Search the listing below for the word "means" and copy each line that holds it.

———

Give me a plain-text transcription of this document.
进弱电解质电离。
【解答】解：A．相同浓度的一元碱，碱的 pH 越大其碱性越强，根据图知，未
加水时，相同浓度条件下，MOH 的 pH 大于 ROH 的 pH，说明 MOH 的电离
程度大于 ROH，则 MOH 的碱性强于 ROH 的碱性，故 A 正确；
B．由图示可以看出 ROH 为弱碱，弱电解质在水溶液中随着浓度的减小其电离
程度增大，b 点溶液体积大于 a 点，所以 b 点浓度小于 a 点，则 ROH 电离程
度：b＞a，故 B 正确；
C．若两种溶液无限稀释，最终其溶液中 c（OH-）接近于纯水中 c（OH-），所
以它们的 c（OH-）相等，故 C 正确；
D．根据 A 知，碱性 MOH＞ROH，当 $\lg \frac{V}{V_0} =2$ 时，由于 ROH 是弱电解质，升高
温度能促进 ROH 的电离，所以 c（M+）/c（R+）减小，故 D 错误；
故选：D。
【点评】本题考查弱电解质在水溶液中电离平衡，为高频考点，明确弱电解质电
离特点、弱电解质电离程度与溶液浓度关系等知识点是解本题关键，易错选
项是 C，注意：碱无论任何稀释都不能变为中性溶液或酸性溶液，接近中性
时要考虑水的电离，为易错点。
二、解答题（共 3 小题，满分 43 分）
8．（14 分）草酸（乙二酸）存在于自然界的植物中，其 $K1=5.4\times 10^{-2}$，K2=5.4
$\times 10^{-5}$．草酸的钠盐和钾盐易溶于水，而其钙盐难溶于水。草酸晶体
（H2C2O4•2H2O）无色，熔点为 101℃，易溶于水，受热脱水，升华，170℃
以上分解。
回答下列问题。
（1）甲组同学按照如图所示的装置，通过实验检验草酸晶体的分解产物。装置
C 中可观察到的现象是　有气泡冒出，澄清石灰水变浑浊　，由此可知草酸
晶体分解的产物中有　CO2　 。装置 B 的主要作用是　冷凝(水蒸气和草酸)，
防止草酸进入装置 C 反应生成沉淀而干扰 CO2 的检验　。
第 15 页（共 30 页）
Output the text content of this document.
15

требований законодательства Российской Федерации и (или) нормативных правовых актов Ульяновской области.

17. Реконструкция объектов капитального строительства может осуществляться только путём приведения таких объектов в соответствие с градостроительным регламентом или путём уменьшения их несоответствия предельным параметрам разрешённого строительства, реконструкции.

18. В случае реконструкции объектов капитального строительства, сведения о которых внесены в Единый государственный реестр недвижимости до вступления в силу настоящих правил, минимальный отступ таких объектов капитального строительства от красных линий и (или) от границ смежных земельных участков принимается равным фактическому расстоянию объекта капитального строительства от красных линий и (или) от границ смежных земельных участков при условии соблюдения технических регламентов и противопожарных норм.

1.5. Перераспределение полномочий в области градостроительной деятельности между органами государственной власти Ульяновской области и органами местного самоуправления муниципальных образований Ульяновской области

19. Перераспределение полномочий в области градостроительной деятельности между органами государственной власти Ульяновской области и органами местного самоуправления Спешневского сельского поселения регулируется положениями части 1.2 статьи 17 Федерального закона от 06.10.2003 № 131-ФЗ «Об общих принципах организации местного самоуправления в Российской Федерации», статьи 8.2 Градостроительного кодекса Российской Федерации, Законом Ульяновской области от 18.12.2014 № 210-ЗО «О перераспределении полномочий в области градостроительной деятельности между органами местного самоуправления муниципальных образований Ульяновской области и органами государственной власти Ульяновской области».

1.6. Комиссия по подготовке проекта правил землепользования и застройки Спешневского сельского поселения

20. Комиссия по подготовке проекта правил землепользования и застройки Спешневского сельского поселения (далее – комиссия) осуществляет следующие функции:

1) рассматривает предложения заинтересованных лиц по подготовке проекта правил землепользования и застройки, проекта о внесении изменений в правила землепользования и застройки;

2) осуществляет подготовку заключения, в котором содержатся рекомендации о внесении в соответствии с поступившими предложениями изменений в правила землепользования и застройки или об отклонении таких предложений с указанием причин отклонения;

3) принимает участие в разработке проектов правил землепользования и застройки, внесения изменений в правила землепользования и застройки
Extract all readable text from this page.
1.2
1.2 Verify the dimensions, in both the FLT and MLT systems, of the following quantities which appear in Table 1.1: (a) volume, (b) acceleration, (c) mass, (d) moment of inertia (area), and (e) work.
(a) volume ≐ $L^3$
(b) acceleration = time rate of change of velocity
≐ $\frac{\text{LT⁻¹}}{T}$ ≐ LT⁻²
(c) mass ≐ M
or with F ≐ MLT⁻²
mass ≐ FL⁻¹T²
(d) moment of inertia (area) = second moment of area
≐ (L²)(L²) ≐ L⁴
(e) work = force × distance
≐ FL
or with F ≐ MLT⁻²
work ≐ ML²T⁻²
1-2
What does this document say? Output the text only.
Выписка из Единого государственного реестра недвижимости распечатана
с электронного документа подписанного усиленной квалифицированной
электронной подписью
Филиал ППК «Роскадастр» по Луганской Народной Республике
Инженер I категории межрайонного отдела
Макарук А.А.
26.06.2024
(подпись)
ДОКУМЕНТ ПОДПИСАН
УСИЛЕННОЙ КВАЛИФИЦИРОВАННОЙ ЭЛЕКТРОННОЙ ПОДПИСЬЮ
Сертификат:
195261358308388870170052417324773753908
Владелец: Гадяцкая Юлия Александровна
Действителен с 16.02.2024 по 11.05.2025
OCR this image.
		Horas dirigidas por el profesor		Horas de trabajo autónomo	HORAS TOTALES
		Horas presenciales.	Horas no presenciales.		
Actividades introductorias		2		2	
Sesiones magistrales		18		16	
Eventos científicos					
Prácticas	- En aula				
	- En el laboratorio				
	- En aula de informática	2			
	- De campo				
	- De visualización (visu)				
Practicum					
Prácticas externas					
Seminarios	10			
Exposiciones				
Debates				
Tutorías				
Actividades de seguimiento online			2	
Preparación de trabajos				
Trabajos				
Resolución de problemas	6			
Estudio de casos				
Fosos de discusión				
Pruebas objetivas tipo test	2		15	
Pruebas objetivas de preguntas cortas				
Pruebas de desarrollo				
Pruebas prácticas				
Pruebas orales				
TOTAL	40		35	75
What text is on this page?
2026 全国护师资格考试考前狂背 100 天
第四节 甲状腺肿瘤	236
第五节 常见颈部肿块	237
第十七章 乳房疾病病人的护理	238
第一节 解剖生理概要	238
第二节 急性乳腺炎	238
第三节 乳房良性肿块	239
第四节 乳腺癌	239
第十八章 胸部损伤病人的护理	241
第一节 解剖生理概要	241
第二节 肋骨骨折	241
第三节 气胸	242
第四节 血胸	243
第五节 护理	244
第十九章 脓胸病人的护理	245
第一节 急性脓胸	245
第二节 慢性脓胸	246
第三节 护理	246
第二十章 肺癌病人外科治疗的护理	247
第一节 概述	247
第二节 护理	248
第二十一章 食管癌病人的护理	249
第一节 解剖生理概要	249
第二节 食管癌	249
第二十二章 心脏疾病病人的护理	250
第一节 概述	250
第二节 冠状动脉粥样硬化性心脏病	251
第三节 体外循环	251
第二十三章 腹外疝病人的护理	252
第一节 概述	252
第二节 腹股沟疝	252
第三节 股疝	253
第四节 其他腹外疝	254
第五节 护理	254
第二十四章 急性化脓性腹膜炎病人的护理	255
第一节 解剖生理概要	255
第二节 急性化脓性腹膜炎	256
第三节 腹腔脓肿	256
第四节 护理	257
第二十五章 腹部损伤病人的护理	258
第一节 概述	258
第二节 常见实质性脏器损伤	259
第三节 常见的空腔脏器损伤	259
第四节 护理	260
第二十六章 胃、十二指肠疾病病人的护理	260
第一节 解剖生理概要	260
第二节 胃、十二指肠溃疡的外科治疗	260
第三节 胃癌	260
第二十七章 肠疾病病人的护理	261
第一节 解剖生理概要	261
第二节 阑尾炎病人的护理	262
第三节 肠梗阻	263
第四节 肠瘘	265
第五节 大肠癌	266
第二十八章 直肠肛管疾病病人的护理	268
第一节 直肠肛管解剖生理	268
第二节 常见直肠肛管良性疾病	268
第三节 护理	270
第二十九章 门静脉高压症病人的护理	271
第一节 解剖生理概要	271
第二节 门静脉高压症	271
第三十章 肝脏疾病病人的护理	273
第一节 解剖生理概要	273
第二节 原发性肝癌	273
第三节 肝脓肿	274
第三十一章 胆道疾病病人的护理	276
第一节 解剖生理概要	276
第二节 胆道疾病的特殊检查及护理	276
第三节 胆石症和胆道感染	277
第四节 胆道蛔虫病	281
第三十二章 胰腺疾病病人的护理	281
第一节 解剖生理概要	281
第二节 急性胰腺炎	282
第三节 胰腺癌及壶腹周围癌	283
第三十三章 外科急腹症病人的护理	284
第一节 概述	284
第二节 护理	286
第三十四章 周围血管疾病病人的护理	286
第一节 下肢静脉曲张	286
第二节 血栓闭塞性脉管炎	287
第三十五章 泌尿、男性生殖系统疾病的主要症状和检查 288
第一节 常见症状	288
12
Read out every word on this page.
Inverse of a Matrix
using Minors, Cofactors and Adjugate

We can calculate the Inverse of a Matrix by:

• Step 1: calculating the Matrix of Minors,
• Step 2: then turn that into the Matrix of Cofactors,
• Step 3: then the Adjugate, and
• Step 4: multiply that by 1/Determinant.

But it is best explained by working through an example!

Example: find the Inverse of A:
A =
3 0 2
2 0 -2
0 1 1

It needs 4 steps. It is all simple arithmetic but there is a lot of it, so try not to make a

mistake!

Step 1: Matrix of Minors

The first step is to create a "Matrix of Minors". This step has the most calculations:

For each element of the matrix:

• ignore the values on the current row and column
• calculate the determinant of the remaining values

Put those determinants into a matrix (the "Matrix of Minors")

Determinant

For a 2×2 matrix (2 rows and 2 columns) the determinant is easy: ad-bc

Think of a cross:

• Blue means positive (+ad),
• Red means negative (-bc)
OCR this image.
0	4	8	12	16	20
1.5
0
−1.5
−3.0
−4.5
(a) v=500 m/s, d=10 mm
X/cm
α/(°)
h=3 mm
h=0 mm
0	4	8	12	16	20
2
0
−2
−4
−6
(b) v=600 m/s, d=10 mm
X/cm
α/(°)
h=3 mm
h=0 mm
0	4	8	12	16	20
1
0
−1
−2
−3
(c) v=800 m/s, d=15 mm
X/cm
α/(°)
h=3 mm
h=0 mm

———

Correct result
• Blue means positive (+ad),
• Red means negative (-bc)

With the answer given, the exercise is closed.